▸ **What is required**
Carry on the article about the film Rahtree Reborn, picking up right after its last sentence.

- Thai film poster.
- Directed by: Yuthlert Sippapak
- Written by: Yuthlert Sippapak
- Starring: Mario Maurer Laila Boonyasak
- Edited by: Tawat Siripong
- Distributed by: Sahamongkol Film International
- Release date: April 9, 2009;
- Running time: 90 minutes
- Country: Thailand
- Language: Thai

= Rahtree Reborn =

Rahtree Reborn (บุปผาราตรี 3.1) (also known as Buppah Rahtree 3.1) is a 2009 Thai comedy-horror film written and directed by Yuthlert Sippapak. It is a sequel to the 2005 film, Buppah Rahtree Phase 2: Rahtree Returns.

==Plot==

Ten years passing by, Buppha is reincarnated as a young girl named Pla who is abandoned by her mother, leaving her with her barber stepfather, who often beats her in his anger. As a result, she becomes a problem child who is bullied by her classmates at school.

One day, she takes a razor from her stepfather's barbershop and starts attacking people at school, after which she leaves and goes to Buppha's apartment, where she unexpectedly encounters a man who is masturbating. Pla is murdered by him and becomes a ghost which also haunts Buppha's apartment. She awakes Buppha's ghost and uses her to take her revenge against all men.

▸ **Extracted material**

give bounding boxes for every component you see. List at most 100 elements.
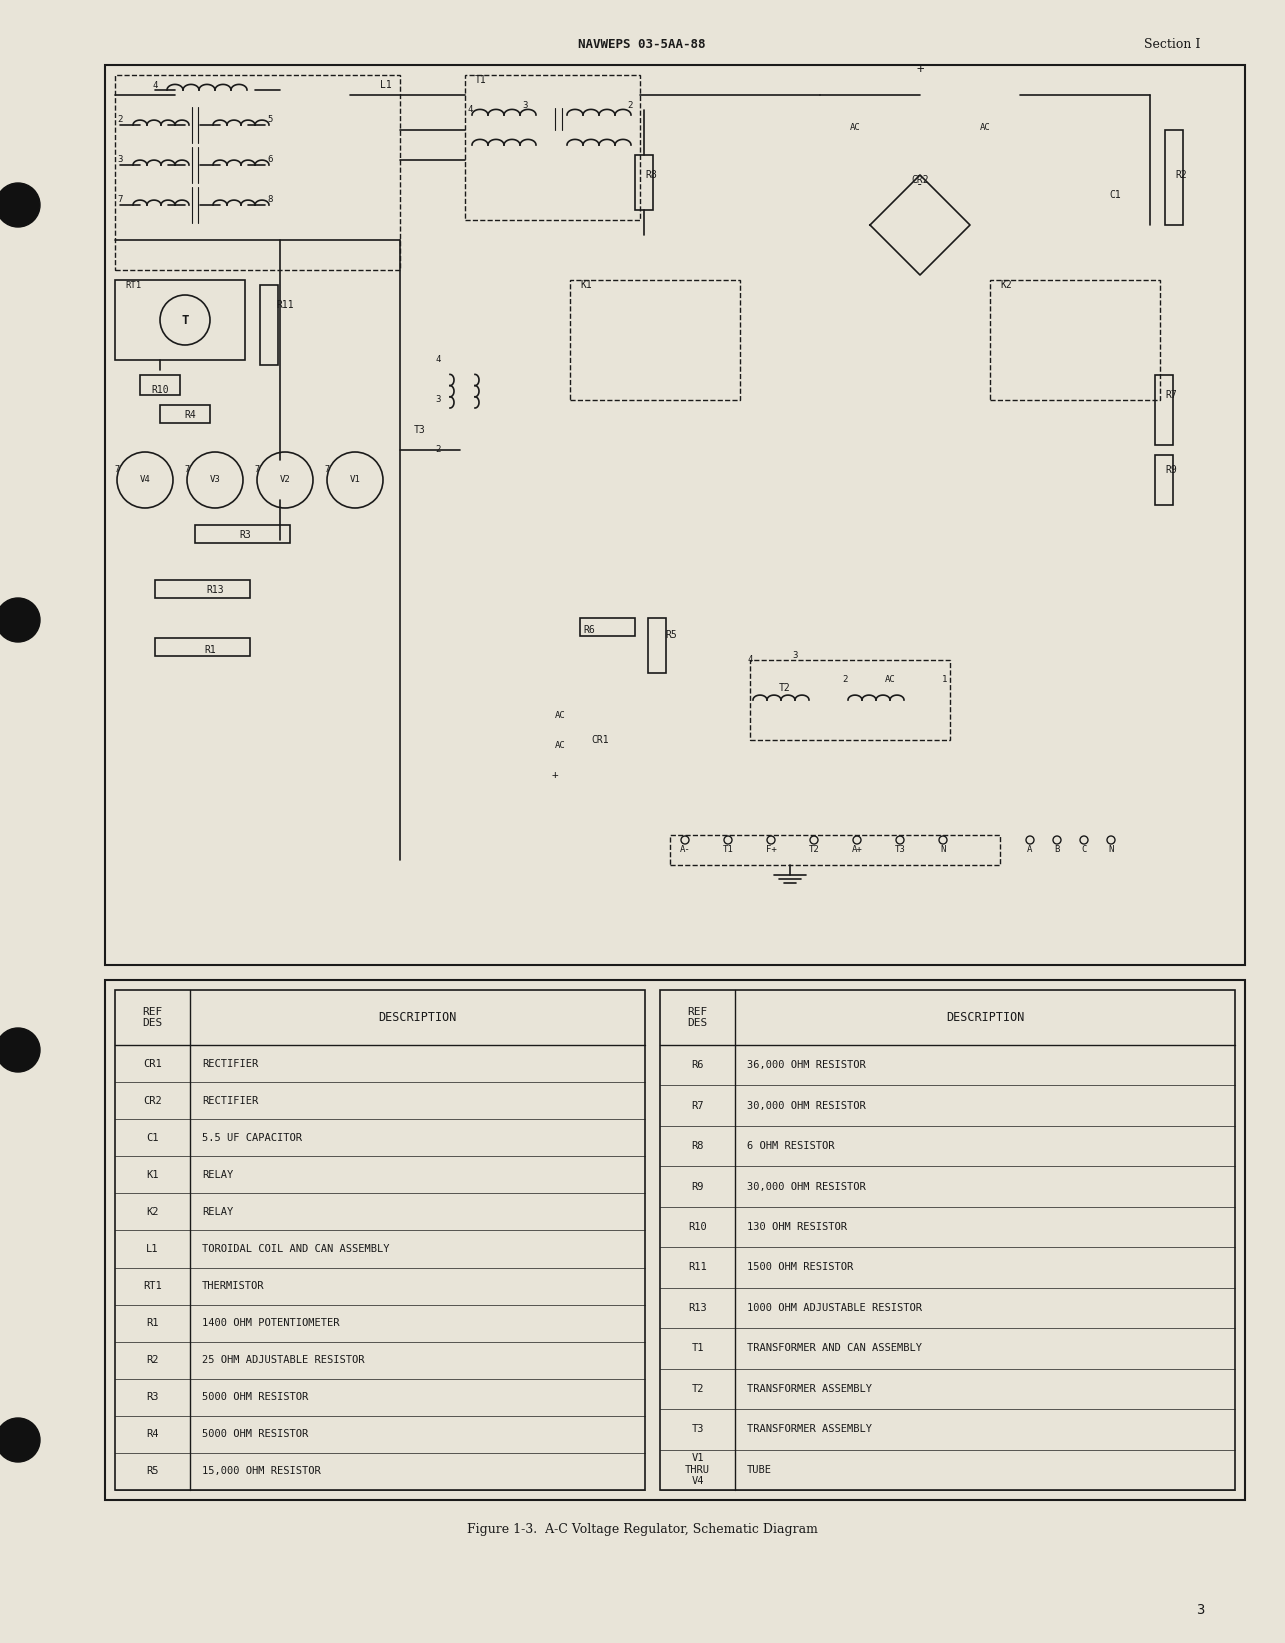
Text: AC: AC (555, 710, 565, 720)
Text: K1: K1 (146, 1170, 159, 1180)
Circle shape (0, 182, 40, 227)
Text: A-: A- (680, 846, 690, 854)
Bar (140, 375, 180, 394)
Text: R13: R13 (206, 585, 224, 595)
Text: R6: R6 (691, 1060, 704, 1070)
Text: R9: R9 (691, 1181, 704, 1191)
Bar (1165, 130, 1183, 225)
Text: NAVWEPS 03-5AA-88: NAVWEPS 03-5AA-88 (578, 38, 705, 51)
Text: R7: R7 (691, 1101, 704, 1111)
Text: RELAY: RELAY (202, 1170, 234, 1180)
Text: T1: T1 (691, 1344, 704, 1354)
Text: DESCRIPTION: DESCRIPTION (946, 1010, 1024, 1024)
Bar (750, 660, 950, 739)
Bar (260, 284, 278, 365)
Bar (114, 991, 645, 1490)
Text: V1
THRU
V4: V1 THRU V4 (685, 1452, 711, 1487)
Bar (155, 637, 251, 656)
Text: REF
DES: REF DES (687, 1007, 708, 1029)
Text: L1: L1 (380, 81, 392, 90)
Text: R9: R9 (1165, 465, 1177, 475)
Text: 5000 OHM RESISTOR: 5000 OHM RESISTOR (202, 1392, 308, 1401)
Text: Section I: Section I (1144, 38, 1200, 51)
Text: R11: R11 (689, 1262, 707, 1272)
Text: RELAY: RELAY (202, 1208, 234, 1217)
Text: 1000 OHM ADJUSTABLE RESISTOR: 1000 OHM ADJUSTABLE RESISTOR (747, 1303, 923, 1313)
Text: N: N (1108, 846, 1114, 854)
Text: R4: R4 (184, 411, 195, 421)
Text: T2: T2 (779, 683, 790, 693)
Text: K1: K1 (580, 279, 592, 291)
Text: T3: T3 (414, 426, 425, 435)
Text: T3: T3 (894, 846, 906, 854)
Text: CR1: CR1 (591, 734, 609, 744)
Text: C1: C1 (146, 1132, 159, 1144)
Text: 6 OHM RESISTOR: 6 OHM RESISTOR (747, 1142, 834, 1152)
Bar (660, 991, 1235, 1490)
Text: 1500 OHM RESISTOR: 1500 OHM RESISTOR (747, 1262, 853, 1272)
Text: R8: R8 (691, 1142, 704, 1152)
Text: 7: 7 (325, 465, 329, 475)
Text: 7: 7 (254, 465, 260, 475)
Text: REF
DES: REF DES (143, 1007, 163, 1029)
Bar (580, 618, 635, 636)
Text: RT1: RT1 (143, 1282, 162, 1291)
Text: AC: AC (884, 675, 896, 685)
Text: T2: T2 (691, 1383, 704, 1393)
Text: A+: A+ (852, 846, 862, 854)
Bar (105, 66, 1245, 964)
Text: AC: AC (979, 123, 991, 131)
Text: 4: 4 (153, 81, 158, 89)
Text: 4: 4 (748, 656, 753, 664)
Text: 1: 1 (942, 675, 948, 685)
Text: 2: 2 (842, 675, 848, 685)
Bar (465, 76, 640, 220)
Text: T3: T3 (691, 1424, 704, 1434)
Bar (648, 618, 666, 674)
Text: R13: R13 (689, 1303, 707, 1313)
Text: TUBE: TUBE (747, 1466, 772, 1475)
Text: T2: T2 (808, 846, 820, 854)
Text: 15,000 OHM RESISTOR: 15,000 OHM RESISTOR (202, 1467, 321, 1477)
Text: V4: V4 (140, 475, 150, 485)
Text: R2: R2 (146, 1355, 159, 1365)
Text: 3: 3 (793, 651, 798, 659)
Text: -: - (916, 179, 924, 192)
Text: 25 OHM ADJUSTABLE RESISTOR: 25 OHM ADJUSTABLE RESISTOR (202, 1355, 365, 1365)
Text: 3: 3 (117, 156, 122, 164)
Bar (105, 979, 1245, 1500)
Text: T1: T1 (475, 76, 487, 85)
Text: THERMISTOR: THERMISTOR (202, 1282, 265, 1291)
Text: AC: AC (555, 741, 565, 749)
Text: 7: 7 (114, 465, 120, 475)
Text: R3: R3 (146, 1392, 159, 1401)
Text: R3: R3 (239, 531, 251, 541)
Text: R1: R1 (204, 646, 216, 656)
Bar (571, 279, 740, 399)
Text: 1400 OHM POTENTIOMETER: 1400 OHM POTENTIOMETER (202, 1318, 339, 1328)
Text: 4: 4 (468, 105, 473, 115)
Text: R6: R6 (583, 624, 595, 634)
Text: +: + (551, 771, 559, 780)
Text: T1: T1 (722, 846, 734, 854)
Text: 3: 3 (436, 396, 441, 404)
Bar (161, 406, 209, 422)
Text: TRANSFORMER ASSEMBLY: TRANSFORMER ASSEMBLY (747, 1424, 873, 1434)
Circle shape (0, 1418, 40, 1462)
Bar (195, 526, 290, 542)
Bar (1155, 455, 1173, 504)
Text: V1: V1 (350, 475, 360, 485)
Bar (989, 279, 1160, 399)
Text: R11: R11 (276, 301, 294, 311)
Text: 3: 3 (522, 100, 528, 110)
Text: A: A (1027, 846, 1033, 854)
Text: R10: R10 (689, 1222, 707, 1232)
Text: L1: L1 (146, 1244, 159, 1254)
Text: TRANSFORMER ASSEMBLY: TRANSFORMER ASSEMBLY (747, 1383, 873, 1393)
Text: +: + (916, 64, 924, 77)
Text: 5000 OHM RESISTOR: 5000 OHM RESISTOR (202, 1429, 308, 1439)
Text: K2: K2 (1000, 279, 1011, 291)
Bar (669, 835, 1000, 864)
Text: R7: R7 (1165, 389, 1177, 399)
Text: 30,000 OHM RESISTOR: 30,000 OHM RESISTOR (747, 1181, 866, 1191)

▸ **Output below**
After word gets out that the apartment block is haunted, the unoccupied flats become an illegal casino, and the good-looking Rung, who has a sixth sense which enables him to see ghosts, moves in after his girlfriend breaks up with him. The death toll in the apartment block rises, and Rung and his friends are also chased by the girl's ghost.

One day, Rung meets Buppha, who used to be his tutor when he was a kid, in the communal space in the building. Soon, he falls in love with her. However, Rung isn't aware that his crush indeed is the haunting and dangerous spirit that he needs to avoid. But he is too late and his sweet dream turns to nightmare as Buppha is now on the hunt again.

==Cast==
- Mario Maurer as Rung
- Laila Boonyasak as Buppah
- Santisuk Promsiri as Father
- Nudtawan Saksiri as Pla
- Somlek Sakdikul as Master Tong
- Chantana Kittiyapan as Sister Three
- Kristine Vongvanij as Ying
- Aang Terdterng as Security Guard (as Suton Vechkama)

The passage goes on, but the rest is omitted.